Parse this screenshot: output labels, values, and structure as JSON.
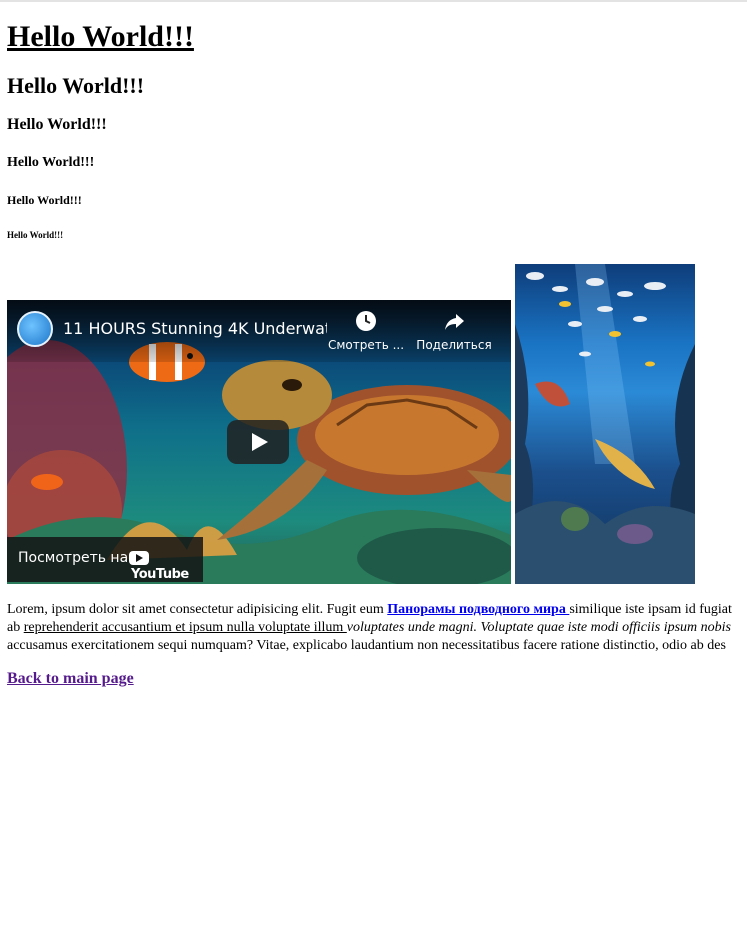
{
  "headings": {
    "h1": "Hello World!!!",
    "h2": "Hello World!!!",
    "h3": "Hello World!!!",
    "h4": "Hello World!!!",
    "h5": "Hello World!!!",
    "h6": "Hello World!!!"
  },
  "video": {
    "title": "11 HOURS Stunning 4K Underwate...",
    "watch_later_label": "Смотреть ...",
    "share_label": "Поделиться",
    "watch_on_label": "Посмотреть на",
    "platform_label": "YouTube",
    "icons": [
      "channel-avatar-icon",
      "clock-icon",
      "share-arrow-icon",
      "play-icon",
      "youtube-logo-icon"
    ]
  },
  "side_image": {
    "alt": ""
  },
  "paragraph": {
    "line1_text": "Lorem, ipsum dolor sit amet consectetur adipisicing elit. Fugit eum ",
    "link_text": "Панорамы подводного мира ",
    "line1_after": "similique iste ipsam id fugiat",
    "line2_start": "ab ",
    "underlined_text": "reprehenderit accusantium et ipsum nulla voluptate illum ",
    "italic_text": "voluptates unde magni. Voluptate quae iste modi officiis ipsum nobis",
    "line3_text": "accusamus exercitationem sequi numquam? Vitae, explicabo laudantium non necessitatibus facere ratione distinctio, odio ab des"
  },
  "back_link": "Back to main page",
  "colors": {
    "link": "#0000ee",
    "visited_link": "#551a8b"
  }
}
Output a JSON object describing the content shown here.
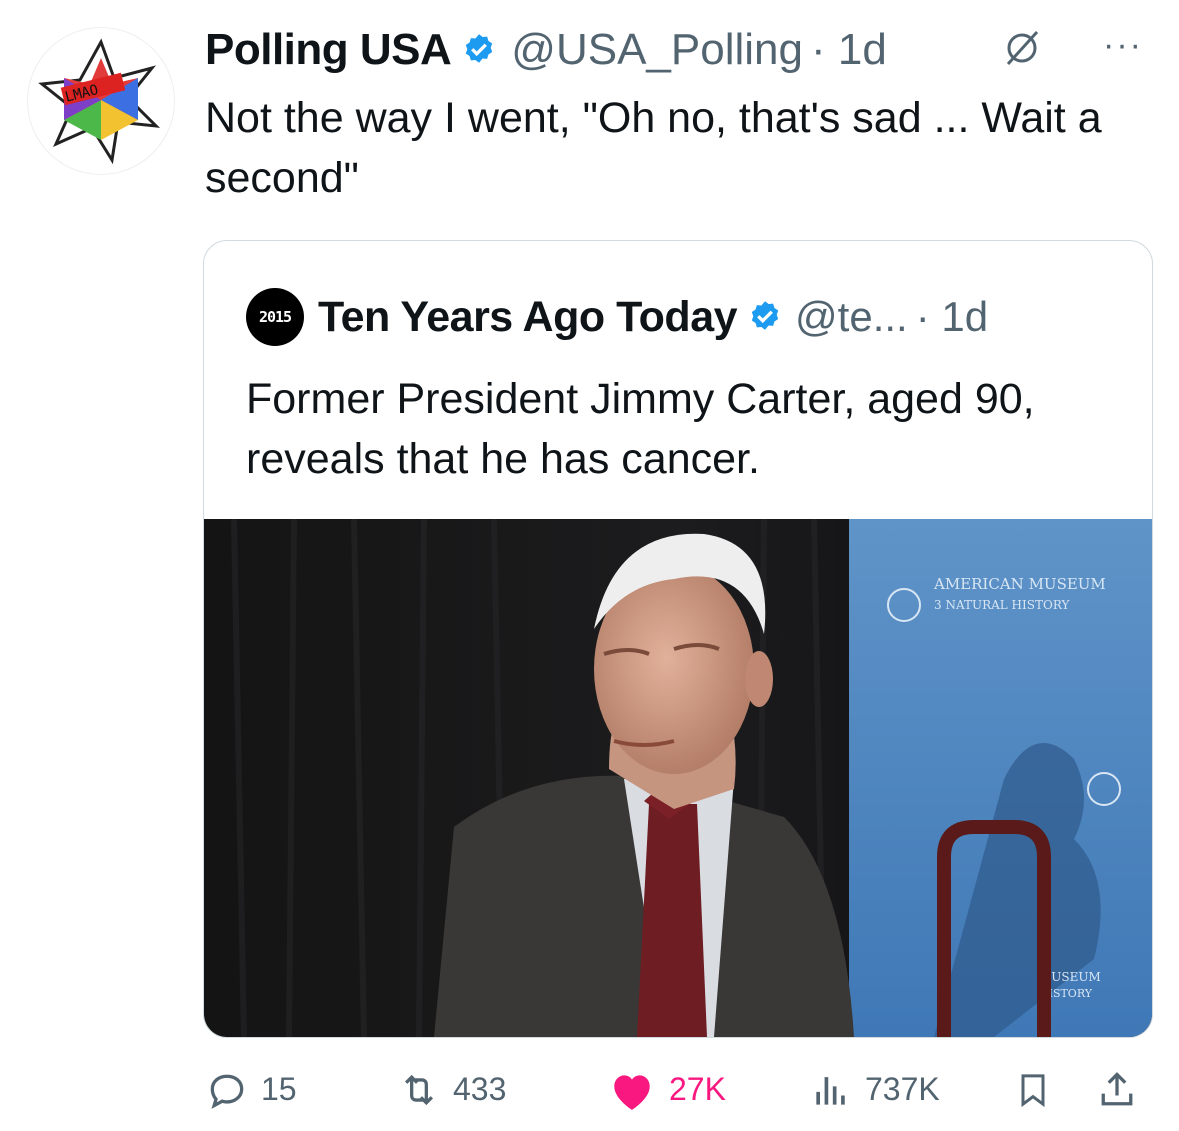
{
  "post": {
    "author_name": "Polling USA",
    "author_handle": "@USA_Polling",
    "time": "· 1d",
    "avatar_text": "LMAO",
    "text": "Not the way I went, \"Oh no, that's sad ... Wait a second\""
  },
  "quoted": {
    "avatar_text": "2015",
    "author_name": "Ten Years Ago Today",
    "author_handle": "@te...",
    "time": "· 1d",
    "text": "Former President Jimmy Carter, aged 90, reveals that he has cancer.",
    "image": {
      "banner_line1": "AMERICAN MUSEUM",
      "banner_line2": "3 NATURAL HISTORY",
      "banner_bottom1": "MUSEUM",
      "banner_bottom2": "HISTORY"
    }
  },
  "actions": {
    "replies": "15",
    "reposts": "433",
    "likes": "27K",
    "views": "737K"
  },
  "icons": [
    "verified-icon",
    "grok-icon",
    "more-icon",
    "reply-icon",
    "repost-icon",
    "like-icon",
    "views-icon",
    "bookmark-icon",
    "share-icon"
  ],
  "colors": {
    "verified": "#1d9bf0",
    "like": "#f91880",
    "secondary": "#536471"
  }
}
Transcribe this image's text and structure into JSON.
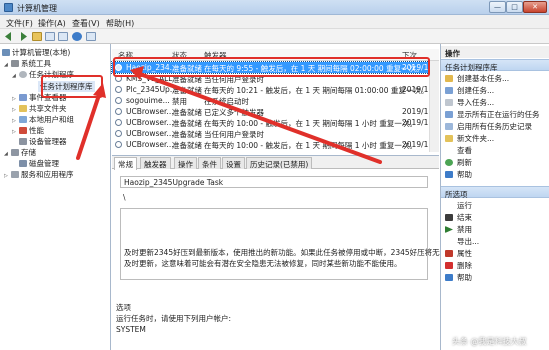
{
  "window": {
    "title": "计算机管理",
    "min": "—",
    "max": "□",
    "close": "✕"
  },
  "menu": [
    "文件(F)",
    "操作(A)",
    "查看(V)",
    "帮助(H)"
  ],
  "tree": [
    {
      "label": "计算机管理(本地)"
    },
    {
      "label": "系统工具"
    },
    {
      "label": "任务计划程序"
    },
    {
      "label": "任务计划程序库"
    },
    {
      "label": "事件查看器"
    },
    {
      "label": "共享文件夹"
    },
    {
      "label": "本地用户和组"
    },
    {
      "label": "性能"
    },
    {
      "label": "设备管理器"
    },
    {
      "label": "存储"
    },
    {
      "label": "磁盘管理"
    },
    {
      "label": "服务和应用程序"
    }
  ],
  "tasks": {
    "columns": [
      "名称",
      "状态",
      "触发器",
      "下次"
    ],
    "rows": [
      {
        "name": "Haozip_234...",
        "status": "准备就绪",
        "trigger": "在每天的 9:55 - 触发后，在 1 天 期间每隔 02:00:00 重复一次。",
        "next": "2019/1"
      },
      {
        "name": "KMS_VL_ALL",
        "status": "准备就绪",
        "trigger": "当任何用户登录时",
        "next": ""
      },
      {
        "name": "Plc_2345Up...",
        "status": "准备就绪",
        "trigger": "在每天的 10:21 - 触发后，在 1 天 期间每隔 01:00:00 重复一次。",
        "next": "2019/1"
      },
      {
        "name": "sogouime...",
        "status": "禁用",
        "trigger": "在系统启动时",
        "next": ""
      },
      {
        "name": "UCBrowser...",
        "status": "准备就绪",
        "trigger": "已定义多个触发器",
        "next": "2019/1"
      },
      {
        "name": "UCBrowser...",
        "status": "准备就绪",
        "trigger": "在每天的 10:00 - 触发后，在 1 天 期间每隔 1 小时 重复一次。",
        "next": "2019/1"
      },
      {
        "name": "UCBrowser...",
        "status": "准备就绪",
        "trigger": "当任何用户登录时",
        "next": ""
      },
      {
        "name": "UCBrowser...",
        "status": "准备就绪",
        "trigger": "在每天的 10:00 - 触发后，在 1 天 期间每隔 1 小时 重复一次。",
        "next": "2019/1"
      }
    ]
  },
  "detail": {
    "tabs": [
      "常规",
      "触发器",
      "操作",
      "条件",
      "设置",
      "历史记录(已禁用)"
    ],
    "name_label": "名称:",
    "task_name": "Haozip_2345Upgrade Task",
    "location": "\\",
    "description": "及时更新2345好压到最新版本，使用推出的新功能。如果此任务被停用或中断，2345好压将无法",
    "description2": "及时更新，这意味着可能会有潜在安全隐患无法被修复，同时某些新功能不能使用。",
    "security_label": "选项",
    "run_as_label": "运行任务时，请使用下列用户帐户:",
    "run_as_value": "SYSTEM"
  },
  "actions": {
    "header": "操作",
    "sections": [
      {
        "title": "任务计划程序库",
        "items": [
          "创建基本任务...",
          "创建任务...",
          "导入任务...",
          "显示所有正在运行的任务",
          "启用所有任务历史记录",
          "新文件夹...",
          "查看",
          "刷新",
          "帮助"
        ]
      },
      {
        "title": "所选项",
        "items": [
          "运行",
          "结束",
          "禁用",
          "导出...",
          "属性",
          "删除",
          "帮助"
        ]
      }
    ]
  },
  "watermark": "头条 @我是科技大叔",
  "colors": {
    "selection": "#3399ff",
    "annotation": "#e0302a",
    "sub_header": "#c9ddf3"
  }
}
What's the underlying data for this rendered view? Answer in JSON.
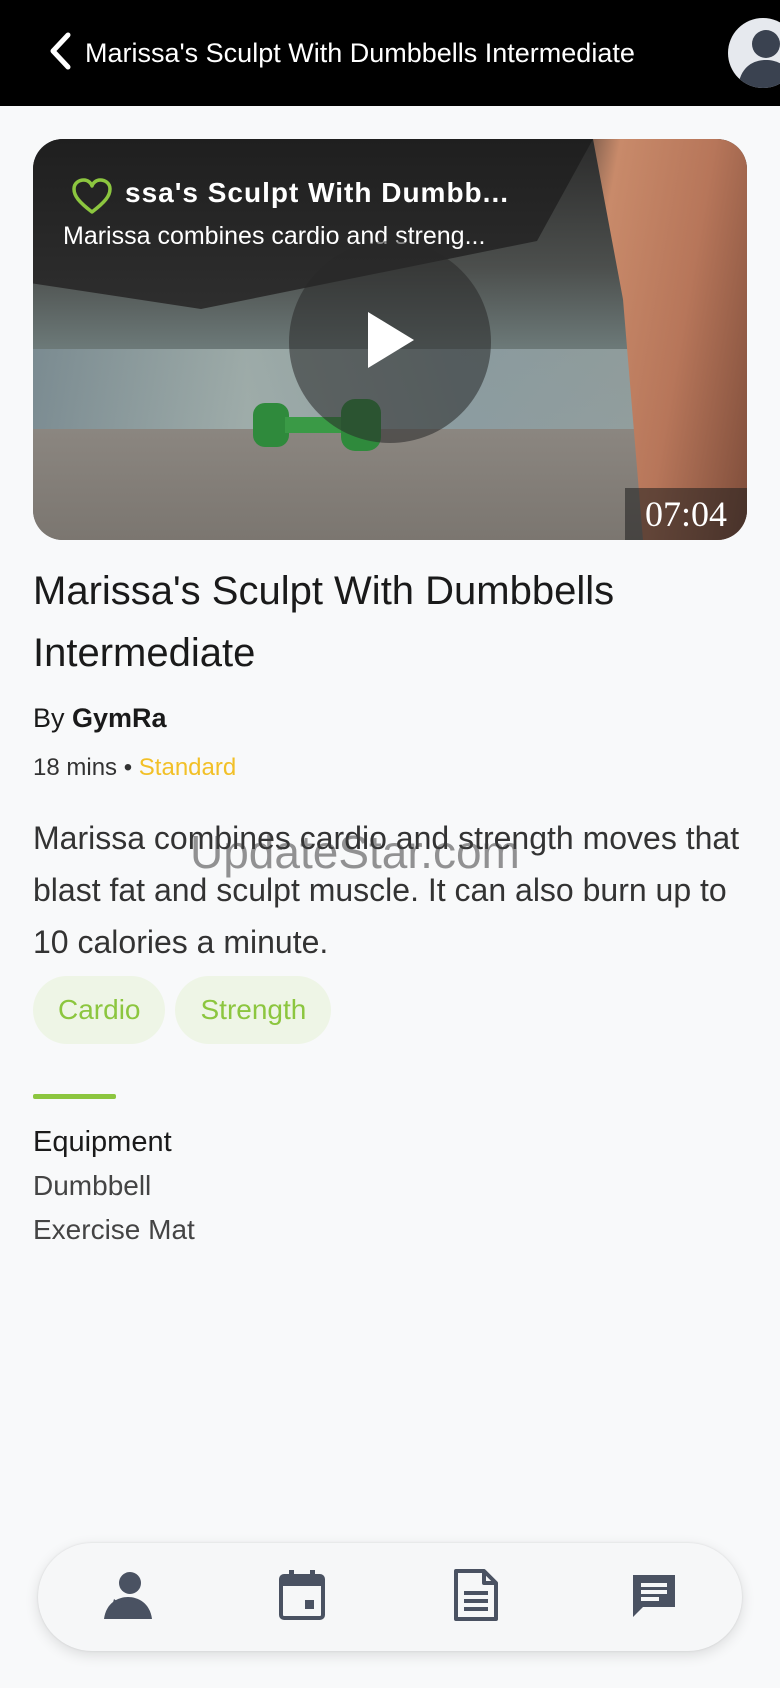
{
  "header": {
    "title": "Marissa's Sculpt With Dumbbells Intermediate",
    "back_icon": "chevron-left-icon",
    "avatar_icon": "user-avatar-icon"
  },
  "video": {
    "overlay_title": "ssa's Sculpt With Dumbb...",
    "overlay_subtitle": "Marissa combines cardio and streng...",
    "duration": "07:04",
    "favorite_icon": "heart-outline-icon",
    "play_icon": "play-icon"
  },
  "workout": {
    "title": "Marissa's Sculpt With Dumbbells Intermediate",
    "by_prefix": "By",
    "author": "GymRa",
    "duration": "18 mins",
    "separator": " • ",
    "level": "Standard",
    "description": "Marissa combines cardio and strength moves that blast fat and sculpt muscle. It can also burn up to 10 calories a minute.",
    "tags": [
      "Cardio",
      "Strength"
    ]
  },
  "watermark": "UpdateStar.com",
  "equipment": {
    "heading": "Equipment",
    "items": [
      "Dumbbell",
      "Exercise Mat"
    ]
  },
  "bottom_nav": {
    "items": [
      {
        "icon": "profile-icon"
      },
      {
        "icon": "calendar-icon"
      },
      {
        "icon": "document-icon"
      },
      {
        "icon": "chat-icon"
      }
    ]
  },
  "colors": {
    "accent_green": "#8cc63f",
    "level_yellow": "#f2c027",
    "header_bg": "#000000",
    "page_bg": "#f8f9fa"
  }
}
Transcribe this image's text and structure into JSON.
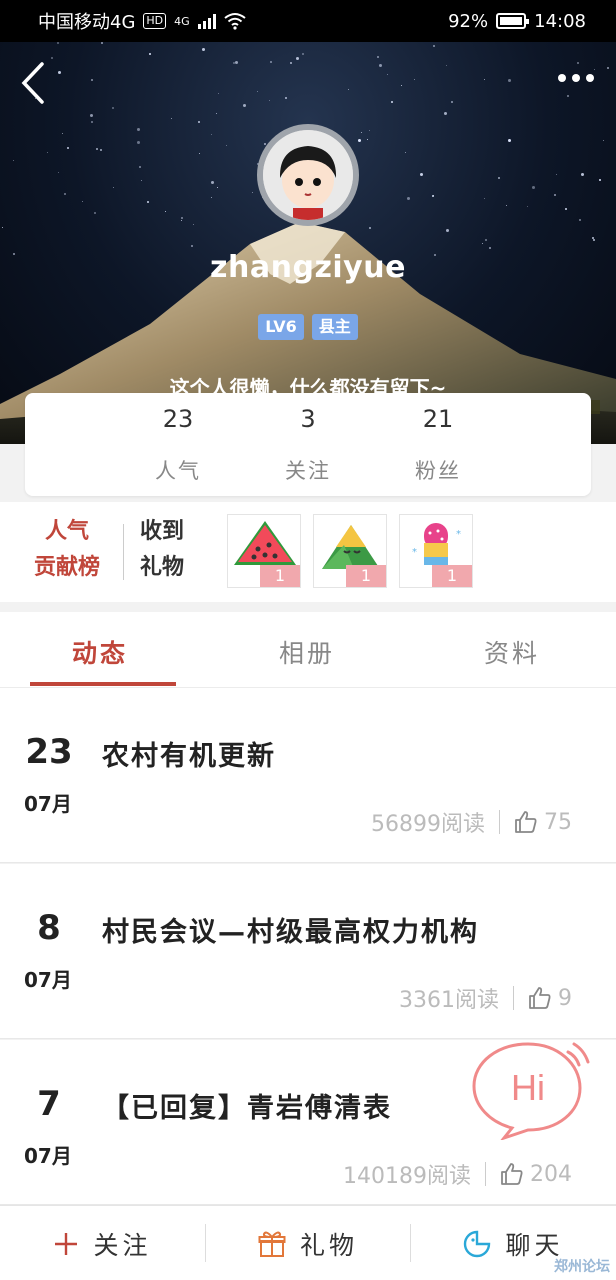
{
  "status_bar": {
    "carrier": "中国移动4G",
    "hd": "HD",
    "network": "4G",
    "battery": "92%",
    "time": "14:08"
  },
  "header": {
    "username": "zhangziyue",
    "level_badge": "LV6",
    "title_badge": "县主",
    "bio": "这个人很懒，什么都没有留下~"
  },
  "stats": [
    {
      "value": "23",
      "label": "人气"
    },
    {
      "value": "3",
      "label": "关注"
    },
    {
      "value": "21",
      "label": "粉丝"
    }
  ],
  "gifts": {
    "rank_label_line1": "人气",
    "rank_label_line2": "贡献榜",
    "received_line1": "收到",
    "received_line2": "礼物",
    "items": [
      {
        "icon": "watermelon-icon",
        "count": "1"
      },
      {
        "icon": "zongzi-icon",
        "count": "1"
      },
      {
        "icon": "popsicle-icon",
        "count": "1"
      }
    ]
  },
  "tabs": [
    {
      "label": "动态",
      "active": true
    },
    {
      "label": "相册",
      "active": false
    },
    {
      "label": "资料",
      "active": false
    }
  ],
  "feed": [
    {
      "day": "23",
      "month": "07月",
      "title": "农村有机更新",
      "reads": "56899阅读",
      "likes": "75"
    },
    {
      "day": "8",
      "month": "07月",
      "title": "村民会议—村级最高权力机构",
      "reads": "3361阅读",
      "likes": "9"
    },
    {
      "day": "7",
      "month": "07月",
      "title": "【已回复】青岩傅清表",
      "reads": "140189阅读",
      "likes": "204"
    }
  ],
  "hi_bubble": "Hi",
  "bottom_bar": {
    "follow": "关注",
    "gift": "礼物",
    "chat": "聊天"
  },
  "watermark": "郑州论坛",
  "colors": {
    "accent": "#c0463a",
    "badge": "#7aa6e8",
    "gift_count": "#f1a8ad"
  }
}
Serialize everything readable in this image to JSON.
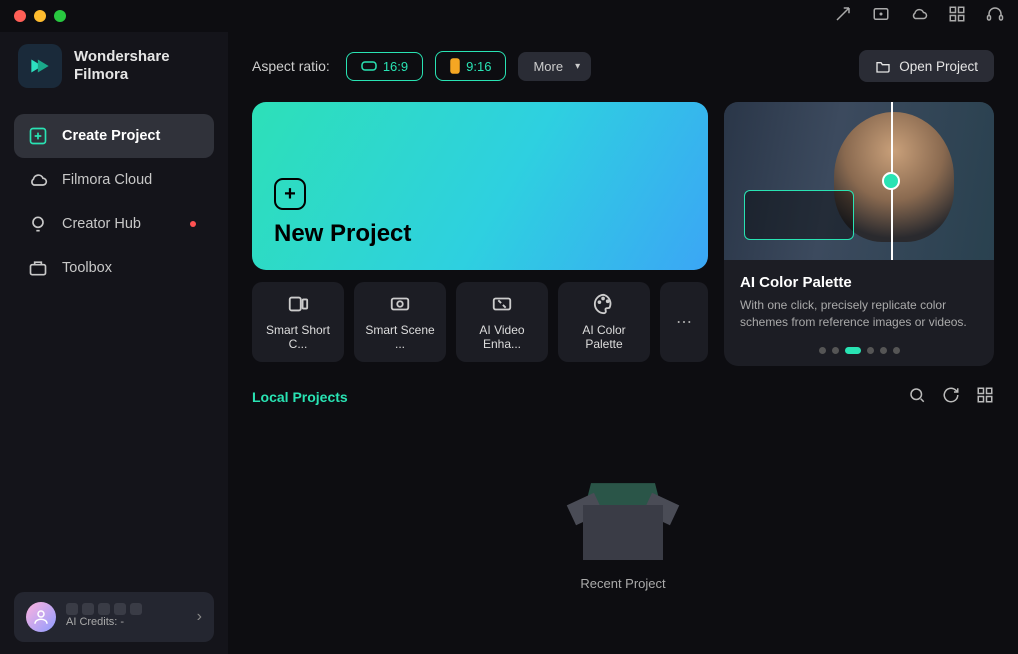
{
  "brand": {
    "line1": "Wondershare",
    "line2": "Filmora"
  },
  "sidebar": {
    "items": [
      {
        "label": "Create Project"
      },
      {
        "label": "Filmora Cloud"
      },
      {
        "label": "Creator Hub"
      },
      {
        "label": "Toolbox"
      }
    ]
  },
  "user": {
    "credits_label": "AI Credits: -"
  },
  "aspect": {
    "label": "Aspect ratio:",
    "opt1": "16:9",
    "opt2": "9:16",
    "more": "More"
  },
  "open_project": "Open Project",
  "new_project": "New Project",
  "tools": [
    {
      "label": "Smart Short C..."
    },
    {
      "label": "Smart Scene ..."
    },
    {
      "label": "AI Video Enha..."
    },
    {
      "label": "AI Color Palette"
    }
  ],
  "feature": {
    "title": "AI Color Palette",
    "desc": "With one click, precisely replicate color schemes from reference images or videos."
  },
  "local_projects": "Local Projects",
  "recent_project": "Recent Project"
}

• _What the task asks_
Copy out every line of the data that includes the word "重复一次".

• _Problem solution_
        "trigger": "在每天的 9:55 - 触发后，在 1 天 期间每隔 02:00:00 重复一次。",
        "trigger": "在每天的 10:21 - 触发后，在 1 天 期间每隔 01:00:00 重复一次。",
        "trigger": "在每天的 10:00 - 触发后，在 1 天 期间每隔 1 小时 重复一次。",
        "trigger": "在每天的 10:00 - 触发后，在 1 天 期间每隔 1 小时 重复一次。",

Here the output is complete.